[Dataset items]
····················

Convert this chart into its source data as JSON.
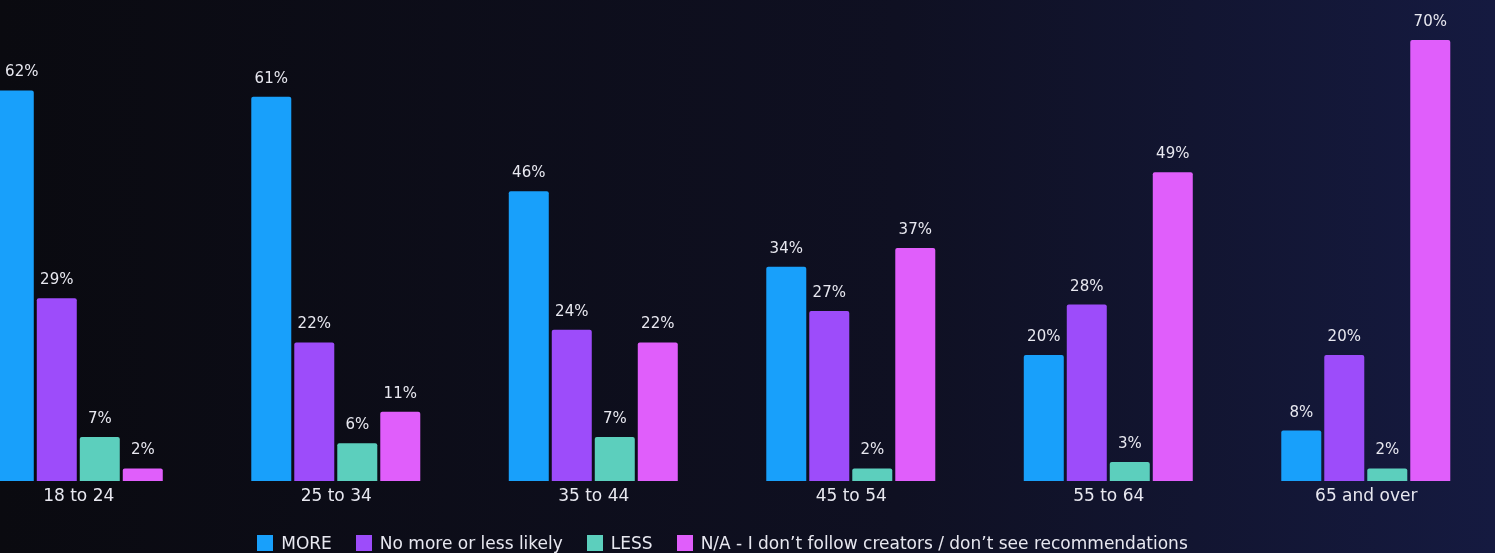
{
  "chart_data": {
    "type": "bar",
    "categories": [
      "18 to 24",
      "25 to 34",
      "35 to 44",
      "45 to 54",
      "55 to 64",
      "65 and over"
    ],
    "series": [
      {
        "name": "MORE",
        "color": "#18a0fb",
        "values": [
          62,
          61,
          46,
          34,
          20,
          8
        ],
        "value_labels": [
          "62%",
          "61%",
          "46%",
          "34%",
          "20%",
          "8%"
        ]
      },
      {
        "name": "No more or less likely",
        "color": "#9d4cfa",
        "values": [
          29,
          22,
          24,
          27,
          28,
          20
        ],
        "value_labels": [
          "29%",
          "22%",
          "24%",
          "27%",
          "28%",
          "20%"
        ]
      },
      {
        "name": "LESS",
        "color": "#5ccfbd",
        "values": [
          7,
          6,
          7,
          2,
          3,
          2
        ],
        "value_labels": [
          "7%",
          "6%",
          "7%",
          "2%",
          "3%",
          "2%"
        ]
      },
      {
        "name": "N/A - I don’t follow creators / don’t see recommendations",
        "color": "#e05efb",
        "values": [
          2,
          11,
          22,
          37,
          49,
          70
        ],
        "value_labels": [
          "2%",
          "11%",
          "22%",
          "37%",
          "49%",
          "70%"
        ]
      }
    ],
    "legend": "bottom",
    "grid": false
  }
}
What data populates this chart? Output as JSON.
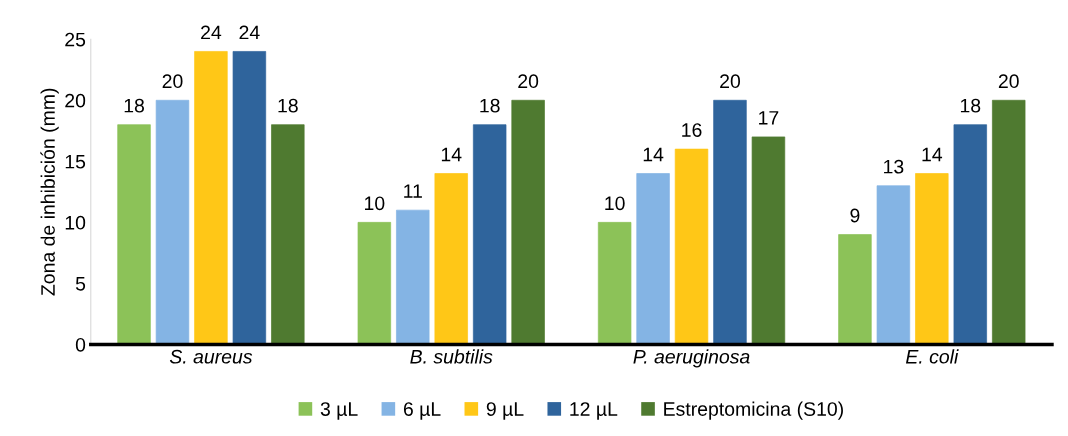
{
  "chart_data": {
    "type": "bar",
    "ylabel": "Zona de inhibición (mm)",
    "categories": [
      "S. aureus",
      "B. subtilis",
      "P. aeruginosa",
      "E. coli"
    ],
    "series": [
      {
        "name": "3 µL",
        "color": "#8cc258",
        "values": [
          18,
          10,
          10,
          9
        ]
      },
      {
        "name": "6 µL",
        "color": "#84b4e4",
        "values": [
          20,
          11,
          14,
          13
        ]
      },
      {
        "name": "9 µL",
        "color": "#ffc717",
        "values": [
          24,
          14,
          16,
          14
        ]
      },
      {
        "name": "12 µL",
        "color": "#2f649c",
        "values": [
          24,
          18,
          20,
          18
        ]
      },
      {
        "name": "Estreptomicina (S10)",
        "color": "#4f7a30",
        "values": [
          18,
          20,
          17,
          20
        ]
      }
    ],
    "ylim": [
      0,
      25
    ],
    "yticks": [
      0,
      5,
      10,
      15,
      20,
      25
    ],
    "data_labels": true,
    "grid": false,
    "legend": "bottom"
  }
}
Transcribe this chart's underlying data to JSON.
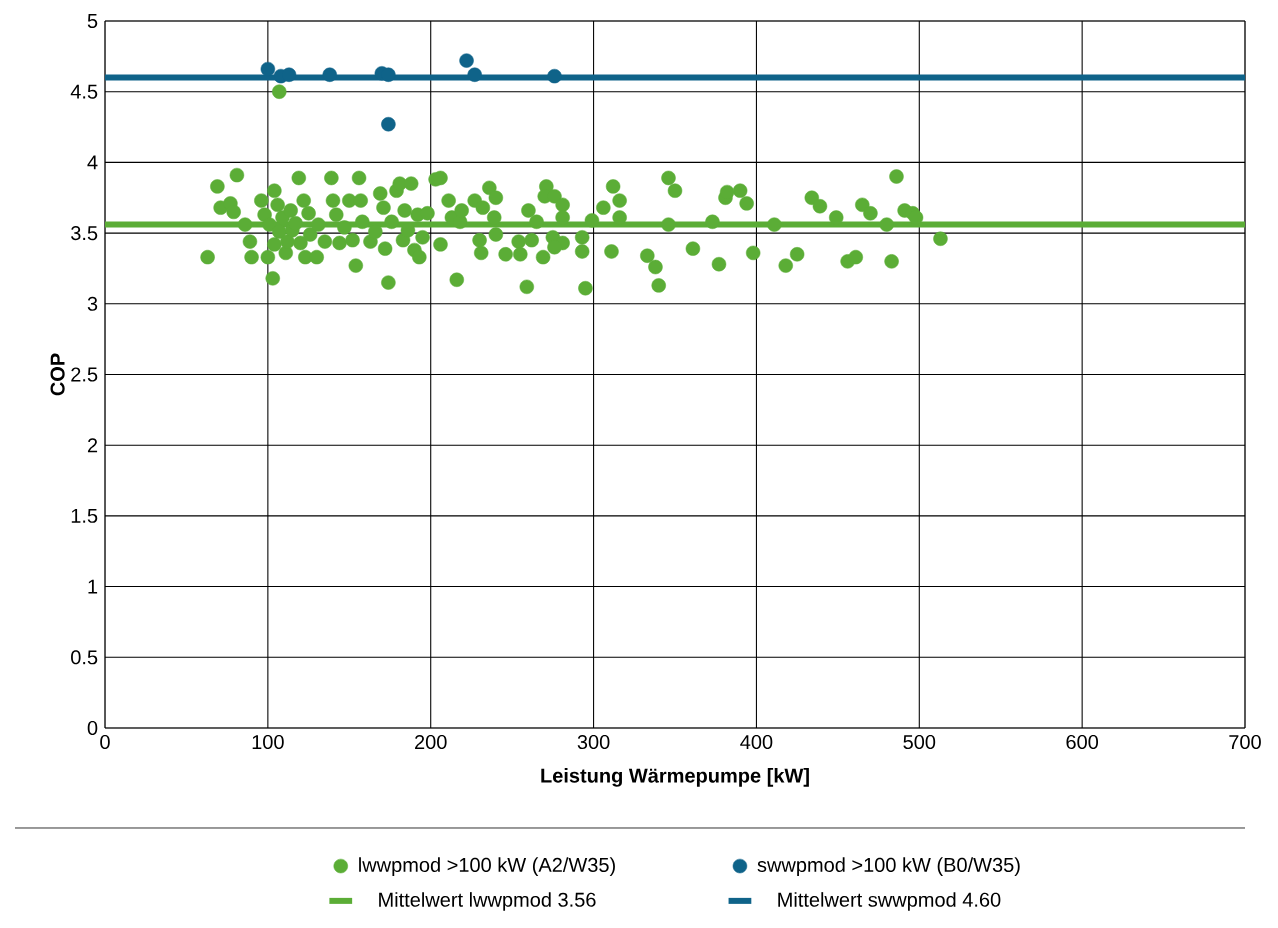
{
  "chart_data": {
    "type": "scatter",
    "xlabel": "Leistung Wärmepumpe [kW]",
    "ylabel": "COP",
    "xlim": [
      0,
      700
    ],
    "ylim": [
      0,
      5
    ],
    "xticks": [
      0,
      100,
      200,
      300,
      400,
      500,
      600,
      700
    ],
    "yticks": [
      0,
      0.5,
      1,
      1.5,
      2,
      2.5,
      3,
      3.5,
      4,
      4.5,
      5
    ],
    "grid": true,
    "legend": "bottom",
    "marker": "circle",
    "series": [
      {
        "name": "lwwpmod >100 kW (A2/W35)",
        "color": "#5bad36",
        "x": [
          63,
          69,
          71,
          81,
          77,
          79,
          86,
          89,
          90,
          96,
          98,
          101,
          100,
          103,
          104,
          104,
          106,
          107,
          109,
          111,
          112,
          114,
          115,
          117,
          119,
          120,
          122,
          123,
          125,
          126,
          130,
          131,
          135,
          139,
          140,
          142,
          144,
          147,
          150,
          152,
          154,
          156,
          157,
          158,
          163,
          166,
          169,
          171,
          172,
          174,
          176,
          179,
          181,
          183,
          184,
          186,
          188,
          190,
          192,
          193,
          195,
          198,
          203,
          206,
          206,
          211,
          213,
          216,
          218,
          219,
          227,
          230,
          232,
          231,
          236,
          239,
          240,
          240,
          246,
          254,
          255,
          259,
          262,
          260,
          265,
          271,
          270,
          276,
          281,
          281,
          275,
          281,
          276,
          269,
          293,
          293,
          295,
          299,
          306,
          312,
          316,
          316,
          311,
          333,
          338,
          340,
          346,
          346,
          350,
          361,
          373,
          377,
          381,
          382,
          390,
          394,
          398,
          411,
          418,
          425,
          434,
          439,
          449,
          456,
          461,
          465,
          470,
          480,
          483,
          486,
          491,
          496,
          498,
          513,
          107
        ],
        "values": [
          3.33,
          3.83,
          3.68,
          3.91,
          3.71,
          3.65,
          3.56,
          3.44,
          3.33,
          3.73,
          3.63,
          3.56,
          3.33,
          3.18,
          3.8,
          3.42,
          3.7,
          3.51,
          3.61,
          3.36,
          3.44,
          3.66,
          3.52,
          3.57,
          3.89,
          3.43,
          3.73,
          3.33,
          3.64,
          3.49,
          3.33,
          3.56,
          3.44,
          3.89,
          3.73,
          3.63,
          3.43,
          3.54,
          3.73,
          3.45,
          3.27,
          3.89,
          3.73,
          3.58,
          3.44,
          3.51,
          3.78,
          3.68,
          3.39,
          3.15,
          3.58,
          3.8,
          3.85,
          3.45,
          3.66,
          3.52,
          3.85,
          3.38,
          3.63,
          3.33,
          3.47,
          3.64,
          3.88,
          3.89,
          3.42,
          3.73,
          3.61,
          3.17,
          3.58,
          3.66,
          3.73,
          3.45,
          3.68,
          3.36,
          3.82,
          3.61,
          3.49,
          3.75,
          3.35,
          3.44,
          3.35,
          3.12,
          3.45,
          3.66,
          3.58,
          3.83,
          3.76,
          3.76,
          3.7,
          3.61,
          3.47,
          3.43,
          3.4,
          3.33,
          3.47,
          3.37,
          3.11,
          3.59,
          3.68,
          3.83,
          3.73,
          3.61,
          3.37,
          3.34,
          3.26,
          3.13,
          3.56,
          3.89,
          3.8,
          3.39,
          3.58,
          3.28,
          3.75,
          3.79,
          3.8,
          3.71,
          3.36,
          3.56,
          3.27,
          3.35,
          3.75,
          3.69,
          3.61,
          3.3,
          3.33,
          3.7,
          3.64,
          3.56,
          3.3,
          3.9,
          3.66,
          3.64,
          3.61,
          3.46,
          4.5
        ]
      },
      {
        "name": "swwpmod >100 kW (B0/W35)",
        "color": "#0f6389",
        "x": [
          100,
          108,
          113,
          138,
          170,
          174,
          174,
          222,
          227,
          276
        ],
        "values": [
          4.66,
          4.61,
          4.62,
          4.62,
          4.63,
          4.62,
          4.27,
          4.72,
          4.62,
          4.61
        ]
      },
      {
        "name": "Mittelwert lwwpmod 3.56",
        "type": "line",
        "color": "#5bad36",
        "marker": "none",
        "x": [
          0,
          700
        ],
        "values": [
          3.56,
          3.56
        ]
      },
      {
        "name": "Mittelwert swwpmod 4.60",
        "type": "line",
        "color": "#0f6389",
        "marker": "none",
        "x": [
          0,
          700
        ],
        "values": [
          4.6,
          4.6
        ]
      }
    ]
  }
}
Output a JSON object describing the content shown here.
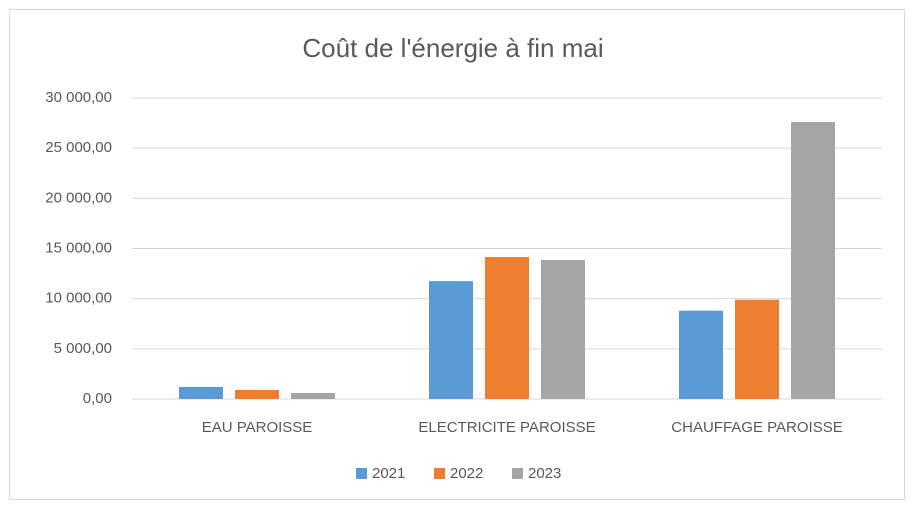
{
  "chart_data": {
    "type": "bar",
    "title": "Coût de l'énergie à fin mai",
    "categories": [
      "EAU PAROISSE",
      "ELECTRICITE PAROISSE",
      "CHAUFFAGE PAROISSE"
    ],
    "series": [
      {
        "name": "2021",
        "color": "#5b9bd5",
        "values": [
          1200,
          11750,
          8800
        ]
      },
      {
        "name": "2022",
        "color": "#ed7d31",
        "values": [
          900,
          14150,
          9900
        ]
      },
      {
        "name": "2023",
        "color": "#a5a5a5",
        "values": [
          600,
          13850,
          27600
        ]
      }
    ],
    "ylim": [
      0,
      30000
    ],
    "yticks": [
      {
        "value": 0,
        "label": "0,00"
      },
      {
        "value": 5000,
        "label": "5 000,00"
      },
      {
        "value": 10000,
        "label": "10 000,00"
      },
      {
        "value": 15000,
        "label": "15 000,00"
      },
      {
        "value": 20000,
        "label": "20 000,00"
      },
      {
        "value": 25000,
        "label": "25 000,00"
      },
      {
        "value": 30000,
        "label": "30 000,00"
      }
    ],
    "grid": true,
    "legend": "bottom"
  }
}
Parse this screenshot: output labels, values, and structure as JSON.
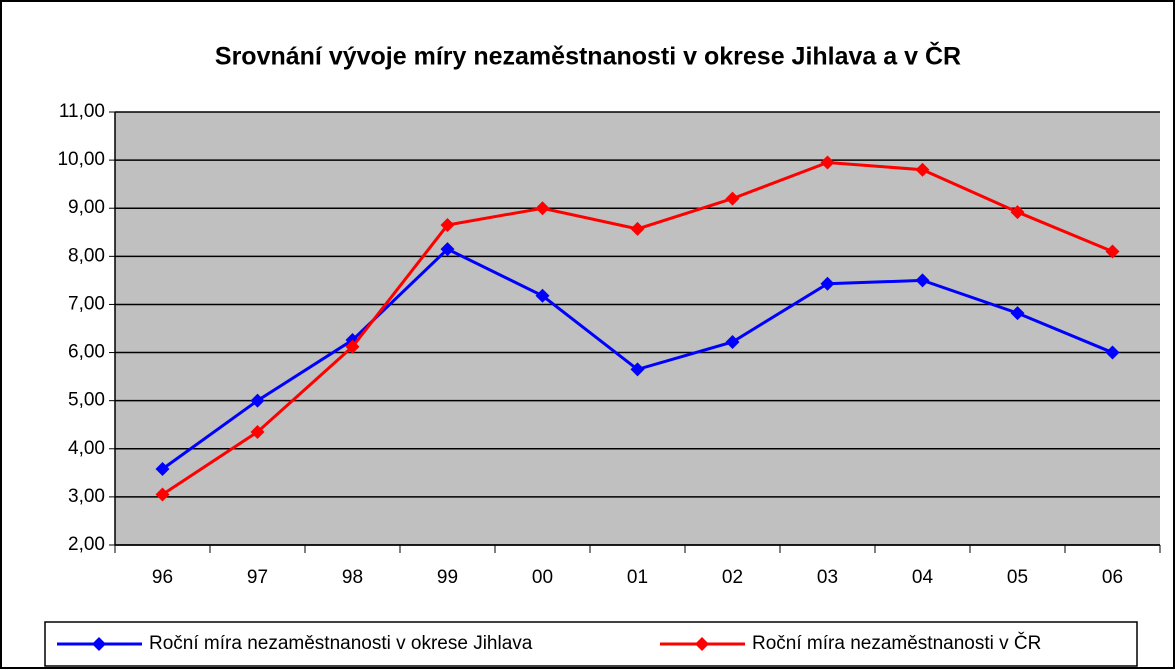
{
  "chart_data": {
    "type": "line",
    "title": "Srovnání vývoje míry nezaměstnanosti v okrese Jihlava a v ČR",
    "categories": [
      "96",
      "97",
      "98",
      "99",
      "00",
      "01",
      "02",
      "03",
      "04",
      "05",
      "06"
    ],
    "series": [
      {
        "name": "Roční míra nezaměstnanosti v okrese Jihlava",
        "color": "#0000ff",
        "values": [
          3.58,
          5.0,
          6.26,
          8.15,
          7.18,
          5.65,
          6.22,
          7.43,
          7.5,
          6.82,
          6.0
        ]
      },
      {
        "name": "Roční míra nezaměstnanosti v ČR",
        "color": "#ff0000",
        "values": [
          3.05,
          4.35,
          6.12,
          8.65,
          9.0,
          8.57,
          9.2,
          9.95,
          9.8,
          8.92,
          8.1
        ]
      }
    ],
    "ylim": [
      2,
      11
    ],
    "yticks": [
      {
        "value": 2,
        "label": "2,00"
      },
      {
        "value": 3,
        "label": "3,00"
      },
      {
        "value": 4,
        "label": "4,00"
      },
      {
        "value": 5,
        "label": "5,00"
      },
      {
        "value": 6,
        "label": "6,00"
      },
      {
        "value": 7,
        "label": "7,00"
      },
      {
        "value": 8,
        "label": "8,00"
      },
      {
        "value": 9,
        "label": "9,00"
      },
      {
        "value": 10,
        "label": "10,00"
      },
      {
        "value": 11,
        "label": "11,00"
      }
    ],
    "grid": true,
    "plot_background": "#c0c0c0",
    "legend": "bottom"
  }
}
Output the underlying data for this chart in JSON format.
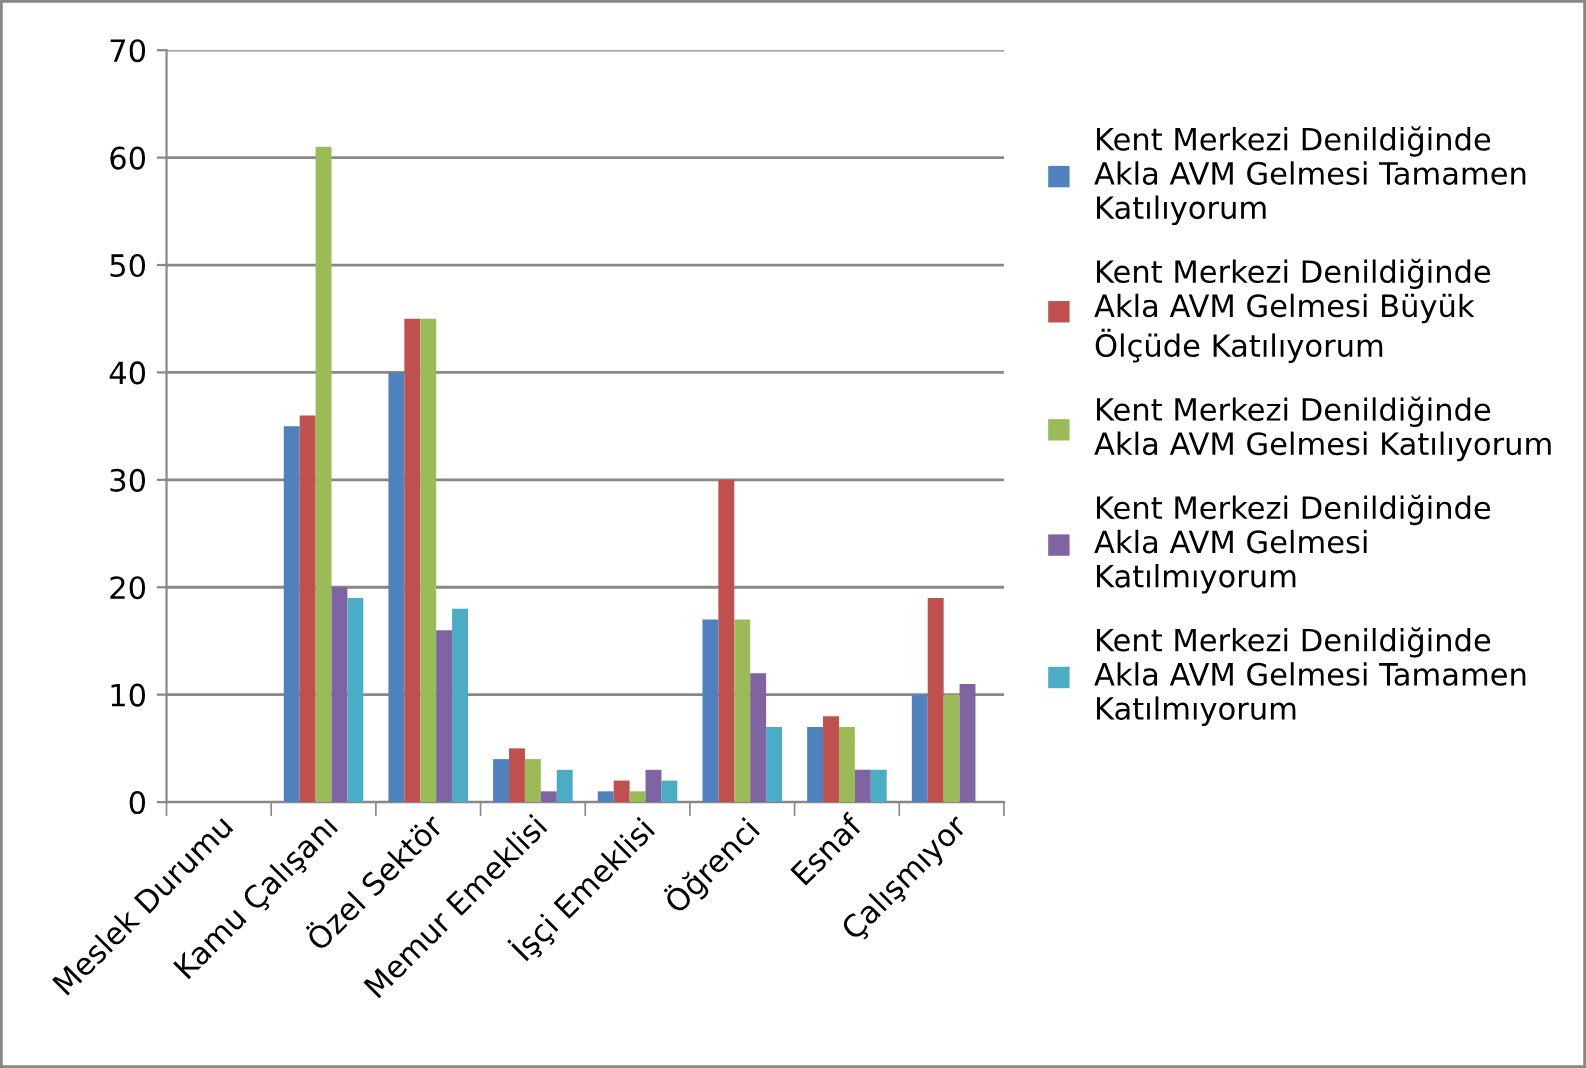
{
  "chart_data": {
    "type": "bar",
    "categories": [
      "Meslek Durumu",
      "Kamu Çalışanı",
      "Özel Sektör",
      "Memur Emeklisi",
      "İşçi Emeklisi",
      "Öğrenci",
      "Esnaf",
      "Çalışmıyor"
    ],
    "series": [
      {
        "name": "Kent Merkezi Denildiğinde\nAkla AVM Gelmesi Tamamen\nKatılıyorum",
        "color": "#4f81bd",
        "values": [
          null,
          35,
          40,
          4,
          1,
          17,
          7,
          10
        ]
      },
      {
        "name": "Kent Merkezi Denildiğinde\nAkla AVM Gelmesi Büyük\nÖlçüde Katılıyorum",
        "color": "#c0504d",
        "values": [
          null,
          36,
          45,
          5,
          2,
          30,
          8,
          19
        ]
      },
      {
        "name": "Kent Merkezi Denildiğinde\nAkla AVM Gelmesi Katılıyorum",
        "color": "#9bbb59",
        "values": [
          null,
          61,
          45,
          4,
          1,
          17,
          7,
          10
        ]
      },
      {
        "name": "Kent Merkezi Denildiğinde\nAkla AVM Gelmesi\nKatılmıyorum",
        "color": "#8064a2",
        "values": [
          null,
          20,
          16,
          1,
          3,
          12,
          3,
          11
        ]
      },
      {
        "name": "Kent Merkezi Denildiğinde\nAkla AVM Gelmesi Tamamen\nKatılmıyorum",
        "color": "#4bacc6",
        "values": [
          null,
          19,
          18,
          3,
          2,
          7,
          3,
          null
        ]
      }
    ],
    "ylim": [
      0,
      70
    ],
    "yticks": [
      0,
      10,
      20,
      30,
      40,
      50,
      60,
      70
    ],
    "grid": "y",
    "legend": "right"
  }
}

····················

__GIVEN PROBLEM__: Locate each line containing the string "title" and show it.

__RESPONSE FOR THIS EXERCISE__:
    "title": "Coût de l'énergie à fin mai",
    "title": "Srovnání vývoje míry nezaměstnanosti v okrese Jihlava a v ČR",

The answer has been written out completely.